(Exercise prompt): Go through the records and extract every line with the word "title".

(Records provided):

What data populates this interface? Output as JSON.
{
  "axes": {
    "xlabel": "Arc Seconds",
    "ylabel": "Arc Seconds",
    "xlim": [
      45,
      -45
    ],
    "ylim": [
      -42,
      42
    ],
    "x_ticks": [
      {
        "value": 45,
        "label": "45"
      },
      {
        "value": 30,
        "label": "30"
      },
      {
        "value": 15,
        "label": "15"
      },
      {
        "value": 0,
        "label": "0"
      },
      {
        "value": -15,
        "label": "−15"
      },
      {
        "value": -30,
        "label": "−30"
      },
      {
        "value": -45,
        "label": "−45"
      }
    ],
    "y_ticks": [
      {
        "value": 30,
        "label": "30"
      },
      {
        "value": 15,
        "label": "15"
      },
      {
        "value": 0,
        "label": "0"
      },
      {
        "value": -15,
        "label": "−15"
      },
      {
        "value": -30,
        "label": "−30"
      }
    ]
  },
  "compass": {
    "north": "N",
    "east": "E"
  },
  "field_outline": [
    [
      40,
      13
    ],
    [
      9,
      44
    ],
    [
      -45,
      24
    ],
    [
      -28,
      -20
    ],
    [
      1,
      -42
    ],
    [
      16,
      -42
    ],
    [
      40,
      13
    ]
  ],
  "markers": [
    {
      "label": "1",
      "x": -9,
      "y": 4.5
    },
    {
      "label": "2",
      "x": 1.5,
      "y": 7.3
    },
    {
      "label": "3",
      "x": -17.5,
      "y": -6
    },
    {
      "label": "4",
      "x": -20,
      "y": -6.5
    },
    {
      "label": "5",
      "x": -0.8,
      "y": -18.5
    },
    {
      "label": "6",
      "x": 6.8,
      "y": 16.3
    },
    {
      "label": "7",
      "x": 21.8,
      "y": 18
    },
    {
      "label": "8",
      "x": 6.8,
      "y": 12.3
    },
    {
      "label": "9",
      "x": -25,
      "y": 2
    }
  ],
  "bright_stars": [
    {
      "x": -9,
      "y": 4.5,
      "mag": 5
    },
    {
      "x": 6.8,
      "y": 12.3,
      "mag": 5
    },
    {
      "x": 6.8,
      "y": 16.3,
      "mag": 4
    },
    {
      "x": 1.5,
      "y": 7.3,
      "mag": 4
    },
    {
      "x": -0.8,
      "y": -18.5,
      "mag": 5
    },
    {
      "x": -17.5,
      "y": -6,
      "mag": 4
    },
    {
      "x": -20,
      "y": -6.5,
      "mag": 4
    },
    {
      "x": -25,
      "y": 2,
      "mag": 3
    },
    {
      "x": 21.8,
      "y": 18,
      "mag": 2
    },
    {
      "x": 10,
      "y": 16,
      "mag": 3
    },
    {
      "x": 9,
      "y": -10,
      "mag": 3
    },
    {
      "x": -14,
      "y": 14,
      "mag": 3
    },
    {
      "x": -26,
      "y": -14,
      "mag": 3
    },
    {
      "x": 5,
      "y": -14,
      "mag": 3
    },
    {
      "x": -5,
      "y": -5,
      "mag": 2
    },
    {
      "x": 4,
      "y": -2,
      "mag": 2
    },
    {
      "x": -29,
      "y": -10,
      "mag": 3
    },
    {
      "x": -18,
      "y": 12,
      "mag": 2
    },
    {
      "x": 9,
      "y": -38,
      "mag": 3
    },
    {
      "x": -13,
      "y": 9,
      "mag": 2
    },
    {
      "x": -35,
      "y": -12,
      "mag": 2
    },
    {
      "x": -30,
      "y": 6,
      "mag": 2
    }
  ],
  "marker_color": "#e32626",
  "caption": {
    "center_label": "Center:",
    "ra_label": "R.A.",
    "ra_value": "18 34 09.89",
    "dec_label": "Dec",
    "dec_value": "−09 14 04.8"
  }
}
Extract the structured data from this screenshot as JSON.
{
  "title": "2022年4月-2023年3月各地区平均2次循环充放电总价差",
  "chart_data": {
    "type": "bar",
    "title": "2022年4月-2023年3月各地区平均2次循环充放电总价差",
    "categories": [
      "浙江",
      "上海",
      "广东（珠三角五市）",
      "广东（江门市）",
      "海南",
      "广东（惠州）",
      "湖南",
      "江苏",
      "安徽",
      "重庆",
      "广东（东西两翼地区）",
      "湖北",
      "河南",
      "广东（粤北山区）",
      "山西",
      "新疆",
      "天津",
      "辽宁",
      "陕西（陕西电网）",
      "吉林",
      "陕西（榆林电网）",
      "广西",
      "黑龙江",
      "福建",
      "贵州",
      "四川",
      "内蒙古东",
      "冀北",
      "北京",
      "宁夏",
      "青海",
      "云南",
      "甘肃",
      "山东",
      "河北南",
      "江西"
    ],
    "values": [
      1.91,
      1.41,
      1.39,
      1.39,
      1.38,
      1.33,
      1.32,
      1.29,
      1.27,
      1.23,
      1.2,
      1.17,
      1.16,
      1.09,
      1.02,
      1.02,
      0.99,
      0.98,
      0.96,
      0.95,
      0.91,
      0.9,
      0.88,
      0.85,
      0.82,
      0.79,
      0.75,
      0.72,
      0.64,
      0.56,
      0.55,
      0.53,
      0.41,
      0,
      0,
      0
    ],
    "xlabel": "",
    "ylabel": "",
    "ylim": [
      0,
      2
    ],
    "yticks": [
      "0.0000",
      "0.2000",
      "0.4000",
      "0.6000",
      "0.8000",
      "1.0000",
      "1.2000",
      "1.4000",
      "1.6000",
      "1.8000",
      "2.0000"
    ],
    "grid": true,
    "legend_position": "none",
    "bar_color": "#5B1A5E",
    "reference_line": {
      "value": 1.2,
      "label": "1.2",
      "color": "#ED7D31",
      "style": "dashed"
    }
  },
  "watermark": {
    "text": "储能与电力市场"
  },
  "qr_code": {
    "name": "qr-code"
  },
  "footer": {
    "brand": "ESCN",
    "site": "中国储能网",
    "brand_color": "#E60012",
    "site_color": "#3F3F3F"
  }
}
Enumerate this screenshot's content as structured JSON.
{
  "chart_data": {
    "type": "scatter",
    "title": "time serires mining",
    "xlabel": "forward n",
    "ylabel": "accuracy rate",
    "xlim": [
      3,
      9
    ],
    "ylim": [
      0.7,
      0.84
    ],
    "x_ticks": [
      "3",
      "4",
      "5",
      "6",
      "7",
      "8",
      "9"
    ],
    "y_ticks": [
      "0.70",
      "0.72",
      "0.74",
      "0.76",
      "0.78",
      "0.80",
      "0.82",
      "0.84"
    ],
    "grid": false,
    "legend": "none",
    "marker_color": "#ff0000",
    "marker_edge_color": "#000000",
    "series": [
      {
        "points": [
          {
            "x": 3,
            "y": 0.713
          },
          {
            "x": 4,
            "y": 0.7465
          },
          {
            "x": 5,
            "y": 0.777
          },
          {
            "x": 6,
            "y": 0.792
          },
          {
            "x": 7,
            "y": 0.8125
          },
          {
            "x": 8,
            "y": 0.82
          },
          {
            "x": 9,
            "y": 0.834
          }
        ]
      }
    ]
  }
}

(Exercise result):
  "title": "2022年4月-2023年3月各地区平均2次循环充放电总价差",
    "title": "2022年4月-2023年3月各地区平均2次循环充放电总价差",
    "title": "time serires mining",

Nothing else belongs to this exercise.